## GOAL
Skip the pictures. Copy all the rest of the records down exactly.

## EXTRACTED MATERIAL
^^^^^^^^
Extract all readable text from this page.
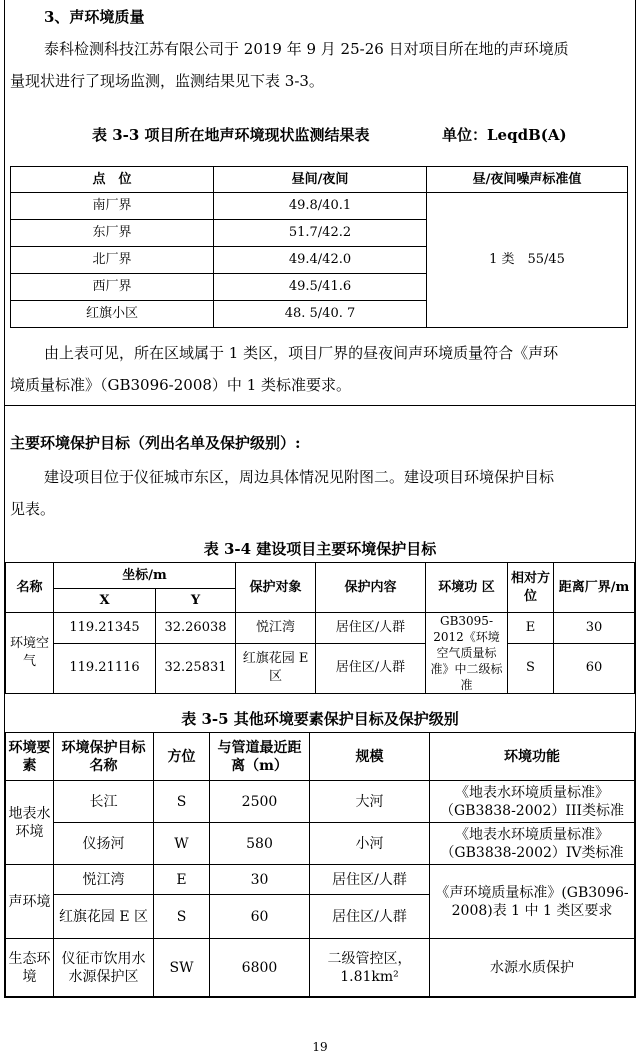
3、声环境质量
泰科检测科技江苏有限公司于 2019 年 9 月 25-26 日对项目所在地的声环境质
量现状进行了现场监测，监测结果见下表 3-3。
表 3-3 项目所在地声环境现状监测结果表	单位：LeqdB(A)
点　位	昼间/夜间	昼/夜间噪声标准值
南厂界	49.8/40.1	1 类　55/45
东厂界	51.7/42.2	
北厂界	49.4/42.0	
西厂界	49.5/41.6	
红旗小区	48. 5/40. 7	
由上表可见，所在区域属于 1 类区，项目厂界的昼夜间声环境质量符合《声环
境质量标准》（GB3096-2008）中 1 类标准要求。
主要环境保护目标（列出名单及保护级别）:
建设项目位于仪征城市东区，周边具体情况见附图二。建设项目环境保护目标
见表。
表 3-4 建设项目主要环境保护目标
名称	坐标/m		保护对象	保护内容	环境功 区	相对方位	距离厂界/m
	X	Y					
环境空气	119.21345	32.26038	悦江湾	居住区/人群	GB3095-2012《环境空气质量标准》中二级标准	E	30
	119.21116	32.25831	红旗花园 E 区	居住区/人群		S	60
表 3-5 其他环境要素保护目标及保护级别
环境要素	环境保护目标名称	方位	与管道最近距离（m）	规模	环境功能
地表水环境	长江	S	2500	大河	《地表水环境质量标准》（GB3838-2002）III类标准
	仪扬河	W	580	小河	《地表水环境质量标准》（GB3838-2002）IV类标准
声环境	悦江湾	E	30	居住区/人群	《声环境质量标准》(GB3096-2008)表 1 中 1 类区要求
	红旗花园 E 区	S	60	居住区/人群	
生态环境	仪征市饮用水水源保护区	SW	6800	二级管控区，1.81km²	水源水质保护
19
^^^^^^^^
## OUTPUT BELOW
Extract all readable text from this page.
3、声环境质量
泰科检测科技江苏有限公司于 2019 年 9 月 25-26 日对项目所在地的声环境质
量现状进行了现场监测，监测结果见下表 3-3。
表 3-3 项目所在地声环境现状监测结果表	单位：LeqdB(A)
点　位	昼间/夜间	昼/夜间噪声标准值
南厂界	49.8/40.1	1 类　55/45
东厂界	51.7/42.2	
北厂界	49.4/42.0	
西厂界	49.5/41.6	
红旗小区	48. 5/40. 7	
由上表可见，所在区域属于 1 类区，项目厂界的昼夜间声环境质量符合《声环
境质量标准》（GB3096-2008）中 1 类标准要求。
主要环境保护目标（列出名单及保护级别）:
建设项目位于仪征城市东区，周边具体情况见附图二。建设项目环境保护目标
见表。
表 3-4 建设项目主要环境保护目标
名称	坐标/m		保护对象	保护内容	环境功 区	相对方位	距离厂界/m
	X	Y					
环境空气	119.21345	32.26038	悦江湾	居住区/人群	GB3095-2012《环境空气质量标准》中二级标准	E	30
	119.21116	32.25831	红旗花园 E 区	居住区/人群		S	60
表 3-5 其他环境要素保护目标及保护级别
环境要素	环境保护目标名称	方位	与管道最近距离（m）	规模	环境功能
地表水环境	长江	S	2500	大河	《地表水环境质量标准》（GB3838-2002）III类标准
	仪扬河	W	580	小河	《地表水环境质量标准》（GB3838-2002）IV类标准
声环境	悦江湾	E	30	居住区/人群	《声环境质量标准》(GB3096-2008)表 1 中 1 类区要求
	红旗花园 E 区	S	60	居住区/人群	
生态环境	仪征市饮用水水源保护区	SW	6800	二级管控区，1.81km²	水源水质保护
19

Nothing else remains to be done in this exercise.